-- begin Dataset records --

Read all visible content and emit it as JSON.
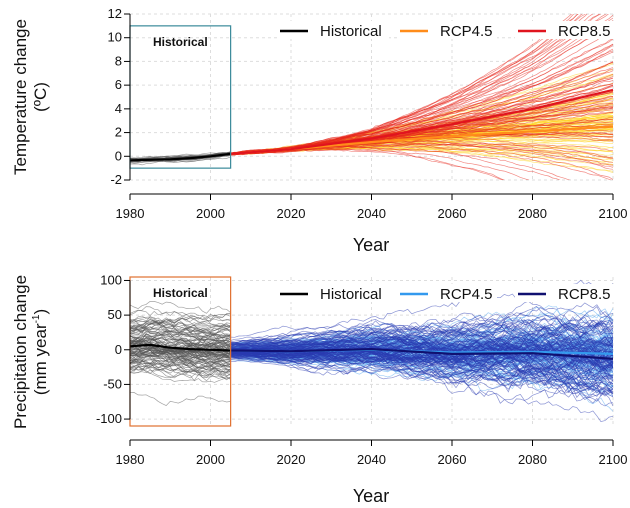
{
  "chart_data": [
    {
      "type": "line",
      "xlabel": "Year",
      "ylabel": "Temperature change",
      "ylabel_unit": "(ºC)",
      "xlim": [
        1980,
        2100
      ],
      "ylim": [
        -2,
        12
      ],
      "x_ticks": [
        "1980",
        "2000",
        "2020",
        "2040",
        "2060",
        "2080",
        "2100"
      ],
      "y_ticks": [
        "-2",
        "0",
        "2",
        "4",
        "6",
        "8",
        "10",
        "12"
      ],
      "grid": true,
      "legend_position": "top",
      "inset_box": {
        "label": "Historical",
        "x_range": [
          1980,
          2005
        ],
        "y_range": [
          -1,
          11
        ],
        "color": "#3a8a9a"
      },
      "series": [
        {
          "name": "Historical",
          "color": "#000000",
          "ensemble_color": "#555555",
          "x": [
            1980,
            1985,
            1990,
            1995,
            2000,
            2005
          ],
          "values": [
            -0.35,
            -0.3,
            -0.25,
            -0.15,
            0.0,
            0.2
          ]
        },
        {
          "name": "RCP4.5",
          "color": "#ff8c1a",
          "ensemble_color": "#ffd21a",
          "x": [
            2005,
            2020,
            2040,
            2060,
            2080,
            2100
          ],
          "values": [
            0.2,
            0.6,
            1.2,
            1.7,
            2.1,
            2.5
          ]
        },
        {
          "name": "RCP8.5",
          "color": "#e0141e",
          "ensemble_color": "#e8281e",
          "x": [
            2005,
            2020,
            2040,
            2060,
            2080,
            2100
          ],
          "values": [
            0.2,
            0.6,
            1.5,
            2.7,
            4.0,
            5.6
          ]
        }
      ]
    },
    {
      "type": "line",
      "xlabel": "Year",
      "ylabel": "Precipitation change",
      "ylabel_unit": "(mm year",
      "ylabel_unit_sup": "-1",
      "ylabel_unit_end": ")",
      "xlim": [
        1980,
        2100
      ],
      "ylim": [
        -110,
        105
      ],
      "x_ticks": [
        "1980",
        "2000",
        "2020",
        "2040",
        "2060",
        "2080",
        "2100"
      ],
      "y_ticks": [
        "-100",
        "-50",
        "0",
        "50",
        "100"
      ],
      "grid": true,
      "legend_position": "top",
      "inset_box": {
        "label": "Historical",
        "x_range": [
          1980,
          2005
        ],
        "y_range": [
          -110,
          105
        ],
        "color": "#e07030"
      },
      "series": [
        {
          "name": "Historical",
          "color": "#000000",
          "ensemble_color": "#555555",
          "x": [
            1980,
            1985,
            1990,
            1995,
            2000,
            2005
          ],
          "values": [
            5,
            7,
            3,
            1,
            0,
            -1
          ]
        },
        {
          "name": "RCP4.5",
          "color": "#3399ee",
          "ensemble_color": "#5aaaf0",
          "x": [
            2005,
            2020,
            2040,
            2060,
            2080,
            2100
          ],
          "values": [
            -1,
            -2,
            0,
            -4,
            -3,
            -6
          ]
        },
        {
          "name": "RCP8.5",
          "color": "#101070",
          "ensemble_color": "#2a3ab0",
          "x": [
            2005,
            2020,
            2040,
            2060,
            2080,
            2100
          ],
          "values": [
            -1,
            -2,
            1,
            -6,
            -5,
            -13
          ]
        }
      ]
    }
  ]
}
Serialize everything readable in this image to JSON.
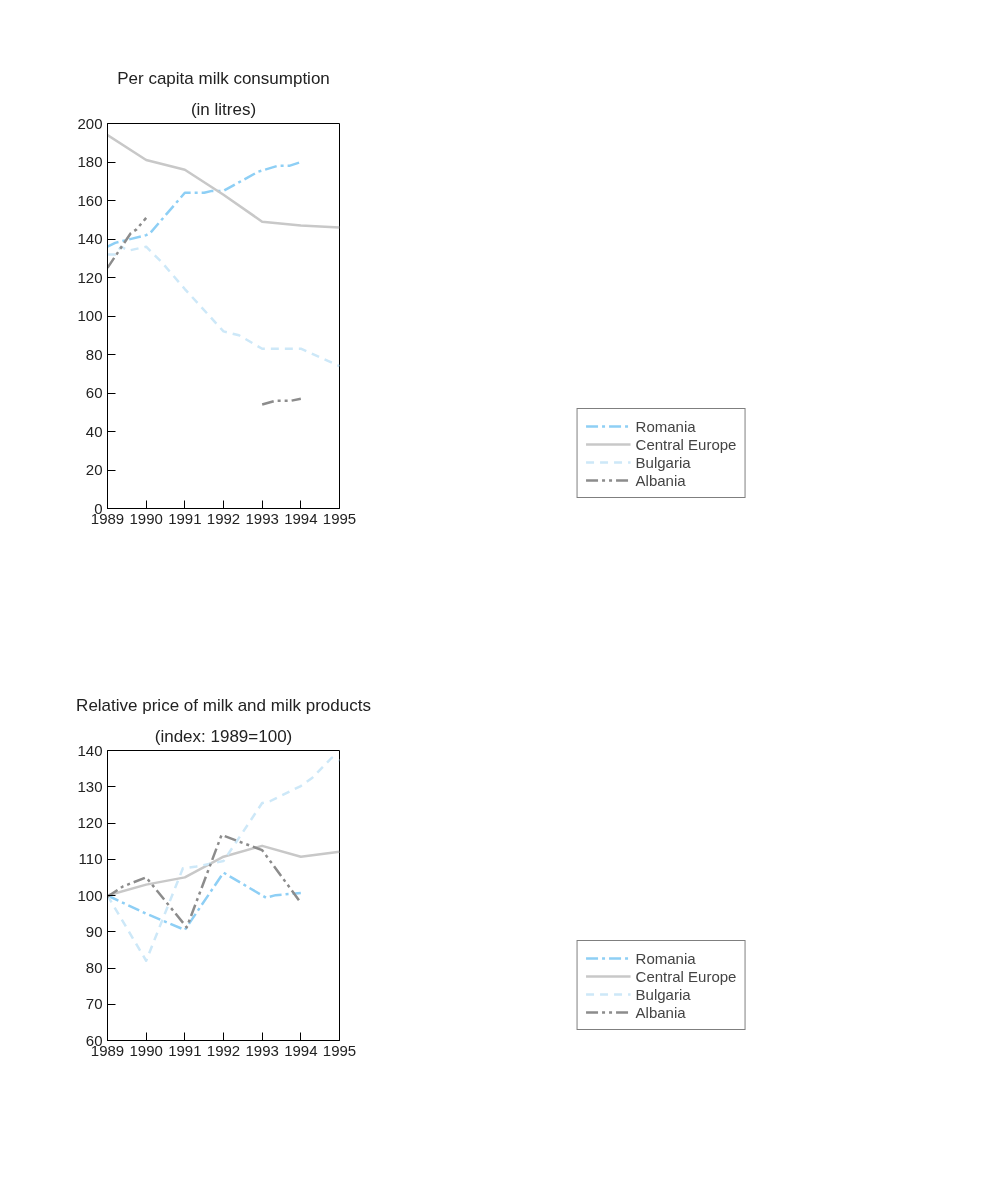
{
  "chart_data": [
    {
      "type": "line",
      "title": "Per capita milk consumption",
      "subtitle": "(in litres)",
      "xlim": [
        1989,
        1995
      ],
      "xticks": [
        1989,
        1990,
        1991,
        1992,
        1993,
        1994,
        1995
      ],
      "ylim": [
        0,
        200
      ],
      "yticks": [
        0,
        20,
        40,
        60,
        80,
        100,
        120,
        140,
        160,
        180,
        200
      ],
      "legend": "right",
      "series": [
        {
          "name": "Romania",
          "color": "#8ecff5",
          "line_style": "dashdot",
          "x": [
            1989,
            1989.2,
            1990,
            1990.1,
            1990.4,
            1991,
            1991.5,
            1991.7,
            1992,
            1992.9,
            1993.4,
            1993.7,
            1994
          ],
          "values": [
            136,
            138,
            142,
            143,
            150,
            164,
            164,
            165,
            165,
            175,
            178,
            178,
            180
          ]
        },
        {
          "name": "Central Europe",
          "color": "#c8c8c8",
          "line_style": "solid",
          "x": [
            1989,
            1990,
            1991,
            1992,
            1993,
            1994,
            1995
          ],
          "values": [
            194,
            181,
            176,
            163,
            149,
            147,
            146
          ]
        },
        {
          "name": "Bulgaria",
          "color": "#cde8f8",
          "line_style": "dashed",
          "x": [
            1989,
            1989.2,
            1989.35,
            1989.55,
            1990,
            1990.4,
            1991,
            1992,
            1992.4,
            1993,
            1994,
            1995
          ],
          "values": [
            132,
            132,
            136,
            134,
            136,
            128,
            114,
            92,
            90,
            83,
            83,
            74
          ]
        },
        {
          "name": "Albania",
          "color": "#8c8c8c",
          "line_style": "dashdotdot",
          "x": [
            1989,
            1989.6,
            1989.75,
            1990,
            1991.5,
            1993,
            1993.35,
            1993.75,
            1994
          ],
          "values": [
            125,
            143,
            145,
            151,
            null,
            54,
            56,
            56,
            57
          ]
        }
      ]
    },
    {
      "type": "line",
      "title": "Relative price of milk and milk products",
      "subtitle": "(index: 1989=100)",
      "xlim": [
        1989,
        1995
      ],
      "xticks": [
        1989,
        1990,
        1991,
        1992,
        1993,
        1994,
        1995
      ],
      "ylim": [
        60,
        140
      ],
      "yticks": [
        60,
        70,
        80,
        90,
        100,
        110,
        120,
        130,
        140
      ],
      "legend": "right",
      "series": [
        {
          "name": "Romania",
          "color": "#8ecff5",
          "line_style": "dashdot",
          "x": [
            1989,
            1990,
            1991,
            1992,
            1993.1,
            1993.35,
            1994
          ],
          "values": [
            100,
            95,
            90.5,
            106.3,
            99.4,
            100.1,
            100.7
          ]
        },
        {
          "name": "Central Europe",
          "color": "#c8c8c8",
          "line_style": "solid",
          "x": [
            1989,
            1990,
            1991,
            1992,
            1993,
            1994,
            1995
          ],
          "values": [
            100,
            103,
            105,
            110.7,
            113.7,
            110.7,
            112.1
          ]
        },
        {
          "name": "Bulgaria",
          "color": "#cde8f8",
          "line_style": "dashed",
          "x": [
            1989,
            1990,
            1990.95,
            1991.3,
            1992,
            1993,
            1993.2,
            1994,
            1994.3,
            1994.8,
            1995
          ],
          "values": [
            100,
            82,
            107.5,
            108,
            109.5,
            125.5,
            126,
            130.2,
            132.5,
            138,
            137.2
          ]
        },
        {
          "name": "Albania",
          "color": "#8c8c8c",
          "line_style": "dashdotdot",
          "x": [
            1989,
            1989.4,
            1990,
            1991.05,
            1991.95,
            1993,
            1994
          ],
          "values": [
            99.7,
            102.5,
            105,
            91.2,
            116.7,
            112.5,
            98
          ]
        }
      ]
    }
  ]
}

-- end Dataset records --

• Task prompt
Restate the data above word for word. Do not include the images.

• Reply
Read all visible content and emit it as JSON.
{
  "chart_data": [
    {
      "type": "line",
      "xlabel": "Year",
      "ylabel": "Temperature change",
      "ylabel_unit": "(ºC)",
      "xlim": [
        1980,
        2100
      ],
      "ylim": [
        -2,
        12
      ],
      "x_ticks": [
        "1980",
        "2000",
        "2020",
        "2040",
        "2060",
        "2080",
        "2100"
      ],
      "y_ticks": [
        "-2",
        "0",
        "2",
        "4",
        "6",
        "8",
        "10",
        "12"
      ],
      "grid": true,
      "legend_position": "top",
      "inset_box": {
        "label": "Historical",
        "x_range": [
          1980,
          2005
        ],
        "y_range": [
          -1,
          11
        ],
        "color": "#3a8a9a"
      },
      "series": [
        {
          "name": "Historical",
          "color": "#000000",
          "ensemble_color": "#555555",
          "x": [
            1980,
            1985,
            1990,
            1995,
            2000,
            2005
          ],
          "values": [
            -0.35,
            -0.3,
            -0.25,
            -0.15,
            0.0,
            0.2
          ]
        },
        {
          "name": "RCP4.5",
          "color": "#ff8c1a",
          "ensemble_color": "#ffd21a",
          "x": [
            2005,
            2020,
            2040,
            2060,
            2080,
            2100
          ],
          "values": [
            0.2,
            0.6,
            1.2,
            1.7,
            2.1,
            2.5
          ]
        },
        {
          "name": "RCP8.5",
          "color": "#e0141e",
          "ensemble_color": "#e8281e",
          "x": [
            2005,
            2020,
            2040,
            2060,
            2080,
            2100
          ],
          "values": [
            0.2,
            0.6,
            1.5,
            2.7,
            4.0,
            5.6
          ]
        }
      ]
    },
    {
      "type": "line",
      "xlabel": "Year",
      "ylabel": "Precipitation change",
      "ylabel_unit": "(mm year",
      "ylabel_unit_sup": "-1",
      "ylabel_unit_end": ")",
      "xlim": [
        1980,
        2100
      ],
      "ylim": [
        -110,
        105
      ],
      "x_ticks": [
        "1980",
        "2000",
        "2020",
        "2040",
        "2060",
        "2080",
        "2100"
      ],
      "y_ticks": [
        "-100",
        "-50",
        "0",
        "50",
        "100"
      ],
      "grid": true,
      "legend_position": "top",
      "inset_box": {
        "label": "Historical",
        "x_range": [
          1980,
          2005
        ],
        "y_range": [
          -110,
          105
        ],
        "color": "#e07030"
      },
      "series": [
        {
          "name": "Historical",
          "color": "#000000",
          "ensemble_color": "#555555",
          "x": [
            1980,
            1985,
            1990,
            1995,
            2000,
            2005
          ],
          "values": [
            5,
            7,
            3,
            1,
            0,
            -1
          ]
        },
        {
          "name": "RCP4.5",
          "color": "#3399ee",
          "ensemble_color": "#5aaaf0",
          "x": [
            2005,
            2020,
            2040,
            2060,
            2080,
            2100
          ],
          "values": [
            -1,
            -2,
            0,
            -4,
            -3,
            -6
          ]
        },
        {
          "name": "RCP8.5",
          "color": "#101070",
          "ensemble_color": "#2a3ab0",
          "x": [
            2005,
            2020,
            2040,
            2060,
            2080,
            2100
          ],
          "values": [
            -1,
            -2,
            1,
            -6,
            -5,
            -13
          ]
        }
      ]
    }
  ]
}
Serialize everything readable in this image to JSON.
{
  "chart_data": [
    {
      "type": "line",
      "title": "Per capita milk consumption",
      "subtitle": "(in litres)",
      "xlim": [
        1989,
        1995
      ],
      "xticks": [
        1989,
        1990,
        1991,
        1992,
        1993,
        1994,
        1995
      ],
      "ylim": [
        0,
        200
      ],
      "yticks": [
        0,
        20,
        40,
        60,
        80,
        100,
        120,
        140,
        160,
        180,
        200
      ],
      "legend": "right",
      "series": [
        {
          "name": "Romania",
          "color": "#8ecff5",
          "line_style": "dashdot",
          "x": [
            1989,
            1989.2,
            1990,
            1990.1,
            1990.4,
            1991,
            1991.5,
            1991.7,
            1992,
            1992.9,
            1993.4,
            1993.7,
            1994
          ],
          "values": [
            136,
            138,
            142,
            143,
            150,
            164,
            164,
            165,
            165,
            175,
            178,
            178,
            180
          ]
        },
        {
          "name": "Central Europe",
          "color": "#c8c8c8",
          "line_style": "solid",
          "x": [
            1989,
            1990,
            1991,
            1992,
            1993,
            1994,
            1995
          ],
          "values": [
            194,
            181,
            176,
            163,
            149,
            147,
            146
          ]
        },
        {
          "name": "Bulgaria",
          "color": "#cde8f8",
          "line_style": "dashed",
          "x": [
            1989,
            1989.2,
            1989.35,
            1989.55,
            1990,
            1990.4,
            1991,
            1992,
            1992.4,
            1993,
            1994,
            1995
          ],
          "values": [
            132,
            132,
            136,
            134,
            136,
            128,
            114,
            92,
            90,
            83,
            83,
            74
          ]
        },
        {
          "name": "Albania",
          "color": "#8c8c8c",
          "line_style": "dashdotdot",
          "x": [
            1989,
            1989.6,
            1989.75,
            1990,
            1991.5,
            1993,
            1993.35,
            1993.75,
            1994
          ],
          "values": [
            125,
            143,
            145,
            151,
            null,
            54,
            56,
            56,
            57
          ]
        }
      ]
    },
    {
      "type": "line",
      "title": "Relative price of milk and milk products",
      "subtitle": "(index: 1989=100)",
      "xlim": [
        1989,
        1995
      ],
      "xticks": [
        1989,
        1990,
        1991,
        1992,
        1993,
        1994,
        1995
      ],
      "ylim": [
        60,
        140
      ],
      "yticks": [
        60,
        70,
        80,
        90,
        100,
        110,
        120,
        130,
        140
      ],
      "legend": "right",
      "series": [
        {
          "name": "Romania",
          "color": "#8ecff5",
          "line_style": "dashdot",
          "x": [
            1989,
            1990,
            1991,
            1992,
            1993.1,
            1993.35,
            1994
          ],
          "values": [
            100,
            95,
            90.5,
            106.3,
            99.4,
            100.1,
            100.7
          ]
        },
        {
          "name": "Central Europe",
          "color": "#c8c8c8",
          "line_style": "solid",
          "x": [
            1989,
            1990,
            1991,
            1992,
            1993,
            1994,
            1995
          ],
          "values": [
            100,
            103,
            105,
            110.7,
            113.7,
            110.7,
            112.1
          ]
        },
        {
          "name": "Bulgaria",
          "color": "#cde8f8",
          "line_style": "dashed",
          "x": [
            1989,
            1990,
            1990.95,
            1991.3,
            1992,
            1993,
            1993.2,
            1994,
            1994.3,
            1994.8,
            1995
          ],
          "values": [
            100,
            82,
            107.5,
            108,
            109.5,
            125.5,
            126,
            130.2,
            132.5,
            138,
            137.2
          ]
        },
        {
          "name": "Albania",
          "color": "#8c8c8c",
          "line_style": "dashdotdot",
          "x": [
            1989,
            1989.4,
            1990,
            1991.05,
            1991.95,
            1993,
            1994
          ],
          "values": [
            99.7,
            102.5,
            105,
            91.2,
            116.7,
            112.5,
            98
          ]
        }
      ]
    }
  ]
}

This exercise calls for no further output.